■ THE INPUT
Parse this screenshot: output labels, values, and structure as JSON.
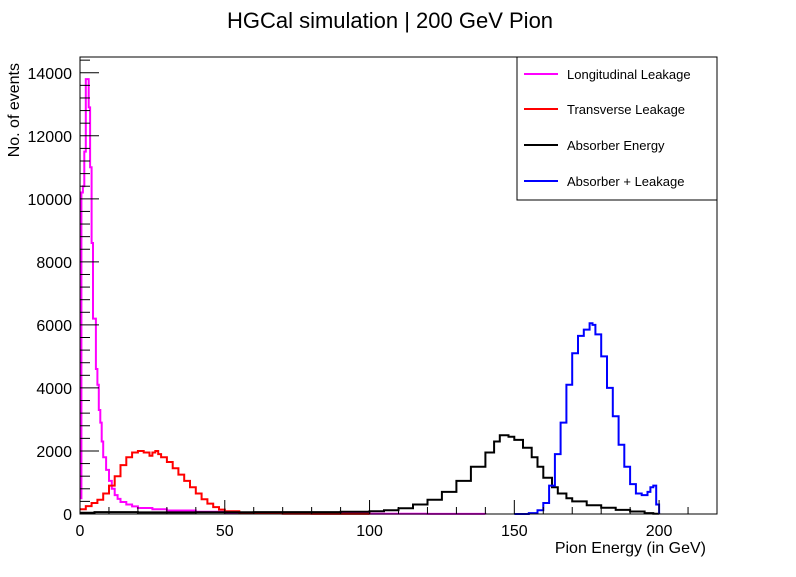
{
  "chart_data": {
    "type": "line",
    "title": "HGCal simulation | 200 GeV Pion",
    "xlabel": "Pion Energy (in GeV)",
    "ylabel": "No. of events",
    "xlim": [
      0,
      220
    ],
    "ylim": [
      0,
      14500
    ],
    "x_ticks": [
      0,
      50,
      100,
      150,
      200
    ],
    "y_ticks": [
      0,
      2000,
      4000,
      6000,
      8000,
      10000,
      12000,
      14000
    ],
    "grid": false,
    "legend_position": "top-right",
    "series": [
      {
        "name": "Longitudinal Leakage",
        "color": "#ff00ff",
        "x": [
          0,
          0.5,
          1,
          1.5,
          2,
          2.5,
          3,
          3.5,
          4,
          4.5,
          5,
          5.5,
          6,
          6.5,
          7,
          7.5,
          8,
          9,
          10,
          11,
          12,
          13,
          14,
          16,
          18,
          20,
          25,
          30,
          40,
          50,
          60,
          80,
          100,
          120,
          140
        ],
        "values": [
          500,
          10200,
          10400,
          11500,
          13800,
          13800,
          12900,
          11000,
          8600,
          6200,
          6200,
          4600,
          4100,
          3300,
          2900,
          2300,
          1800,
          1400,
          1050,
          800,
          600,
          480,
          380,
          300,
          240,
          190,
          150,
          110,
          70,
          40,
          25,
          15,
          8,
          4,
          0
        ]
      },
      {
        "name": "Transverse Leakage",
        "color": "#ff0000",
        "x": [
          0,
          2,
          4,
          6,
          8,
          10,
          12,
          14,
          16,
          18,
          20,
          22,
          24,
          25,
          26,
          27,
          28,
          30,
          32,
          34,
          36,
          38,
          40,
          42,
          44,
          46,
          48,
          50,
          55,
          60,
          70,
          80,
          100
        ],
        "values": [
          150,
          250,
          350,
          450,
          650,
          900,
          1200,
          1550,
          1800,
          1950,
          2000,
          1950,
          1850,
          1950,
          2000,
          1900,
          1800,
          1650,
          1450,
          1250,
          1050,
          850,
          650,
          470,
          330,
          220,
          140,
          90,
          45,
          20,
          8,
          3,
          0
        ]
      },
      {
        "name": "Absorber Energy",
        "color": "#000000",
        "x": [
          0,
          5,
          20,
          40,
          60,
          80,
          90,
          100,
          105,
          110,
          115,
          120,
          125,
          130,
          135,
          140,
          143,
          145,
          148,
          150,
          153,
          156,
          158,
          160,
          163,
          165,
          168,
          170,
          175,
          180,
          185,
          190,
          195,
          198,
          200
        ],
        "values": [
          40,
          60,
          50,
          55,
          60,
          60,
          70,
          90,
          120,
          180,
          300,
          450,
          700,
          1050,
          1500,
          1950,
          2300,
          2500,
          2450,
          2350,
          2100,
          1800,
          1500,
          1150,
          850,
          650,
          500,
          400,
          280,
          200,
          130,
          80,
          30,
          10,
          0
        ]
      },
      {
        "name": "Absorber + Leakage",
        "color": "#0000ff",
        "x": [
          150,
          155,
          158,
          160,
          162,
          164,
          166,
          168,
          170,
          172,
          174,
          176,
          177,
          178,
          180,
          182,
          184,
          186,
          188,
          190,
          192,
          194,
          196,
          197,
          198,
          199,
          200
        ],
        "values": [
          0,
          30,
          120,
          350,
          900,
          1900,
          2900,
          4100,
          5100,
          5650,
          5850,
          6050,
          6000,
          5700,
          5000,
          4000,
          3100,
          2200,
          1500,
          950,
          650,
          600,
          700,
          850,
          900,
          300,
          0
        ]
      }
    ]
  }
}
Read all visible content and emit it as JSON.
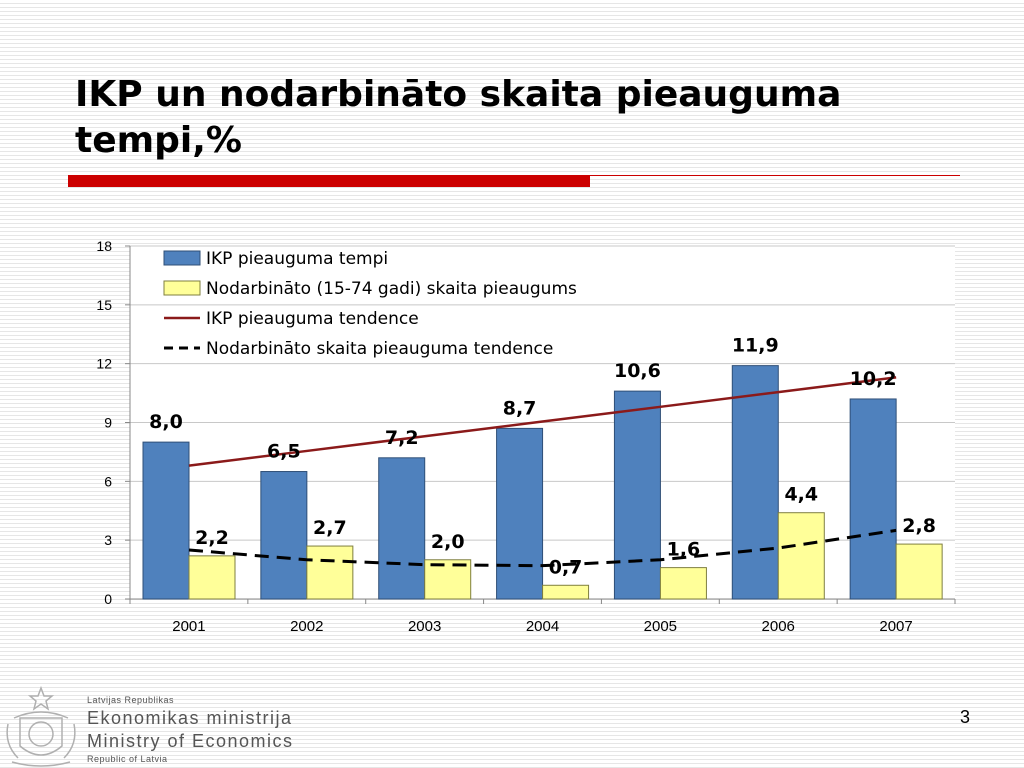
{
  "slide": {
    "title_line1": "IKP un nodarbināto skaita pieauguma",
    "title_line2": "tempi,%",
    "page_number": "3"
  },
  "footer": {
    "country_small": "Latvijas Republikas",
    "ministry_lv": "Ekonomikas ministrija",
    "ministry_en": "Ministry of Economics",
    "country_en_small": "Republic of Latvia"
  },
  "colors": {
    "accent_red": "#cc0000",
    "bar_gdp": "#4f81bd",
    "bar_employment": "#ffff99",
    "trend_gdp": "#8b1a1a",
    "trend_employment": "#000000"
  },
  "chart_data": {
    "type": "bar",
    "categories": [
      "2001",
      "2002",
      "2003",
      "2004",
      "2005",
      "2006",
      "2007"
    ],
    "ylim": [
      0,
      18
    ],
    "yticks": [
      0,
      3,
      6,
      9,
      12,
      15,
      18
    ],
    "grid": true,
    "legend_position": "top-left",
    "series": [
      {
        "name": "IKP pieauguma tempi",
        "kind": "bar",
        "values": [
          8.0,
          6.5,
          7.2,
          8.7,
          10.6,
          11.9,
          10.2
        ],
        "labels": [
          "8,0",
          "6,5",
          "7,2",
          "8,7",
          "10,6",
          "11,9",
          "10,2"
        ]
      },
      {
        "name": "Nodarbināto (15-74 gadi) skaita pieaugums",
        "kind": "bar",
        "values": [
          2.2,
          2.7,
          2.0,
          0.7,
          1.6,
          4.4,
          2.8
        ],
        "labels": [
          "2,2",
          "2,7",
          "2,0",
          "0,7",
          "1,6",
          "4,4",
          "2,8"
        ]
      },
      {
        "name": "IKP pieauguma tendence",
        "kind": "line",
        "values": [
          6.8,
          7.55,
          8.3,
          9.05,
          9.8,
          10.55,
          11.3
        ]
      },
      {
        "name": "Nodarbināto skaita pieauguma tendence",
        "kind": "dashed-line",
        "values": [
          2.5,
          2.0,
          1.75,
          1.7,
          2.0,
          2.6,
          3.5
        ]
      }
    ]
  }
}
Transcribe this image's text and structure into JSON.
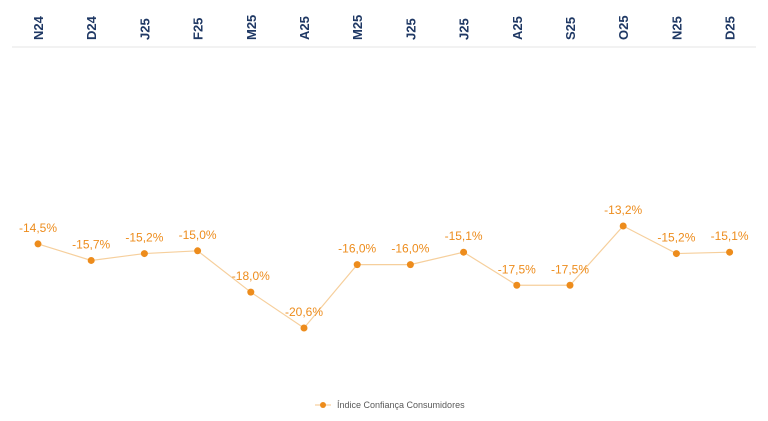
{
  "chart_data": {
    "type": "line",
    "categories": [
      "N24",
      "D24",
      "J25",
      "F25",
      "M25",
      "A25",
      "M25",
      "J25",
      "J25",
      "A25",
      "S25",
      "O25",
      "N25",
      "D25"
    ],
    "series": [
      {
        "name": "Índice Confiança Consumidores",
        "color": "#ed8c1c",
        "values": [
          -14.5,
          -15.7,
          -15.2,
          -15.0,
          -18.0,
          -20.6,
          -16.0,
          -16.0,
          -15.1,
          -17.5,
          -17.5,
          -13.2,
          -15.2,
          -15.1
        ],
        "value_labels": [
          "-14,5%",
          "-15,7%",
          "-15,2%",
          "-15,0%",
          "-18,0%",
          "-20,6%",
          "-16,0%",
          "-16,0%",
          "-15,1%",
          "-17,5%",
          "-17,5%",
          "-13,2%",
          "-15,2%",
          "-15,1%"
        ]
      }
    ]
  }
}
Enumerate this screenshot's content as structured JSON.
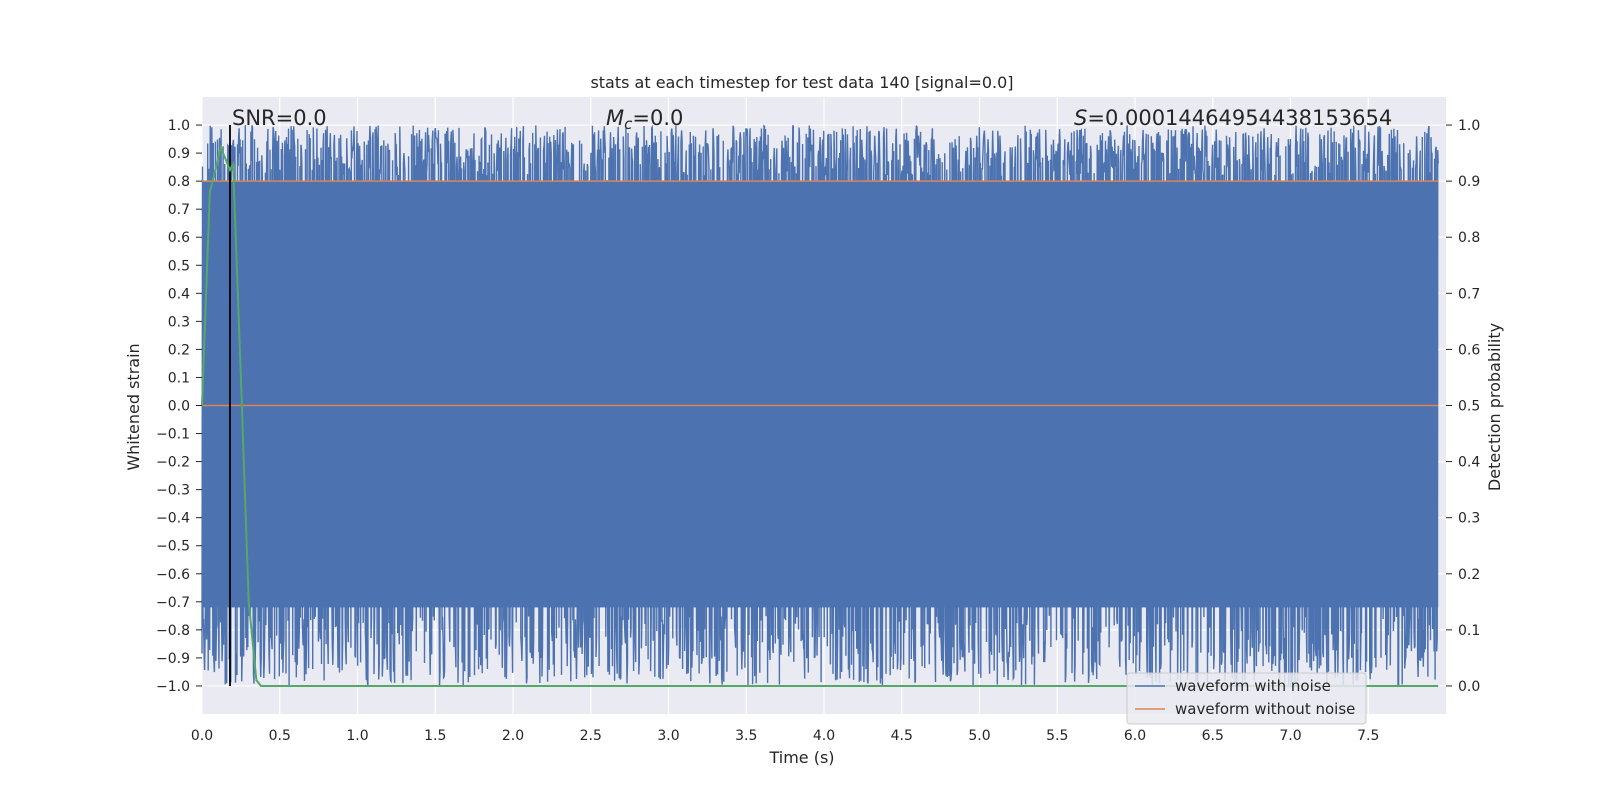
{
  "chart_data": {
    "type": "line",
    "title": "stats at each timestep for test data 140 [signal=0.0]",
    "xlabel": "Time (s)",
    "ylabel_left": "Whitened strain",
    "ylabel_right": "Detection probability",
    "xlim": [
      0.0,
      8.0
    ],
    "ylim_left": [
      -1.1,
      1.1
    ],
    "ylim_right": [
      -0.05,
      1.05
    ],
    "x_ticks": [
      "0.0",
      "0.5",
      "1.0",
      "1.5",
      "2.0",
      "2.5",
      "3.0",
      "3.5",
      "4.0",
      "4.5",
      "5.0",
      "5.5",
      "6.0",
      "6.5",
      "7.0",
      "7.5"
    ],
    "y_ticks_left": [
      "1.0",
      "0.9",
      "0.8",
      "0.7",
      "0.6",
      "0.5",
      "0.4",
      "0.3",
      "0.2",
      "0.1",
      "0.0",
      "−0.1",
      "−0.2",
      "−0.3",
      "−0.4",
      "−0.5",
      "−0.6",
      "−0.7",
      "−0.8",
      "−0.9",
      "−1.0"
    ],
    "y_ticks_right": [
      "1.0",
      "0.9",
      "0.8",
      "0.7",
      "0.6",
      "0.5",
      "0.4",
      "0.3",
      "0.2",
      "0.1",
      "0.0"
    ],
    "annotations": {
      "snr": "SNR=0.0",
      "mc_symbol": "M",
      "mc_sub": "c",
      "mc_value": "=0.0",
      "s_symbol": "S",
      "s_value": "=0.00014464954438153654"
    },
    "series": [
      {
        "name": "waveform with noise",
        "color": "#4c72b0",
        "description_range": [
          -1.0,
          1.0
        ]
      },
      {
        "name": "waveform without noise",
        "color": "#dd8452",
        "value": 0.0
      },
      {
        "color": "#dd8452",
        "axis": "right",
        "value": 0.9
      },
      {
        "color": "#55a868",
        "axis": "right",
        "x": [
          0.0,
          0.05,
          0.12,
          0.18,
          0.2,
          0.25,
          0.3,
          0.35,
          0.38,
          0.45,
          1.0,
          2.0,
          3.0,
          4.0,
          5.0,
          6.0,
          7.0,
          7.95
        ],
        "y": [
          0.5,
          0.88,
          0.96,
          0.92,
          0.93,
          0.55,
          0.15,
          0.01,
          0.0,
          0.0,
          0.0,
          0.0,
          0.0,
          0.0,
          0.0,
          0.0,
          0.0,
          0.0
        ]
      }
    ],
    "vline": {
      "x": 0.18,
      "color": "#000000"
    },
    "grid": true,
    "legend": "lower right",
    "colors": {
      "background": "#eaeaf2",
      "grid": "#ffffff",
      "noise": "#4c72b0",
      "clean": "#dd8452",
      "prob": "#55a868"
    }
  }
}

■ WRITTEN INSTRUCTION
Count how many lines include the string "noise". Nothing but the number is needed.

■ FINAL RESULT
3